─── Input rows ───
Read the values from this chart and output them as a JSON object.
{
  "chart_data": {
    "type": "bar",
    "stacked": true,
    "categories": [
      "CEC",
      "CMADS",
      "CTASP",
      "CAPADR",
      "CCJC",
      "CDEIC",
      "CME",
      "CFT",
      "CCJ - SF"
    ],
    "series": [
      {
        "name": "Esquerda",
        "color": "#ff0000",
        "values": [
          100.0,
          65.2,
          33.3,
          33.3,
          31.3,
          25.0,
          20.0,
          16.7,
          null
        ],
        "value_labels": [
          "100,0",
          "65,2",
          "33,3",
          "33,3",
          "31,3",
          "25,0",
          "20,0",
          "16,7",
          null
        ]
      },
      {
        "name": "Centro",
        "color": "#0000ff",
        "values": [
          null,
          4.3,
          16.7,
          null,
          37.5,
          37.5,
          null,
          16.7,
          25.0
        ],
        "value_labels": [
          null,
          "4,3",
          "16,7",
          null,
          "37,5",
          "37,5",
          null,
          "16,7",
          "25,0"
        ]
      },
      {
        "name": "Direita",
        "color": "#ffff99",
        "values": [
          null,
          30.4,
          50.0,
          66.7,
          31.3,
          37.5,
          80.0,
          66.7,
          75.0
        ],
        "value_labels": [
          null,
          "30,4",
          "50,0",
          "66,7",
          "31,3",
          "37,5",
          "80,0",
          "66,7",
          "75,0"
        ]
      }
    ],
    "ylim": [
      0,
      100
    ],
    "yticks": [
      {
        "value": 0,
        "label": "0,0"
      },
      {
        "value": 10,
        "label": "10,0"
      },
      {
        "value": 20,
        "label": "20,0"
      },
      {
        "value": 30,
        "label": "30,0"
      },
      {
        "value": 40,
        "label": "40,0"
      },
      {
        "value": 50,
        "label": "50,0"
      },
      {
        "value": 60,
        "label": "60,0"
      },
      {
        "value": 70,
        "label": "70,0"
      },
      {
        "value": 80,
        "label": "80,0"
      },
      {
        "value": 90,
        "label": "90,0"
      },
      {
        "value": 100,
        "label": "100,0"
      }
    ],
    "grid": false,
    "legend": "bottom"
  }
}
───
Your task: Go through the material and select each line with the string "name" in it.

Solution:
        "name": "Esquerda",
        "name": "Centro",
        "name": "Direita",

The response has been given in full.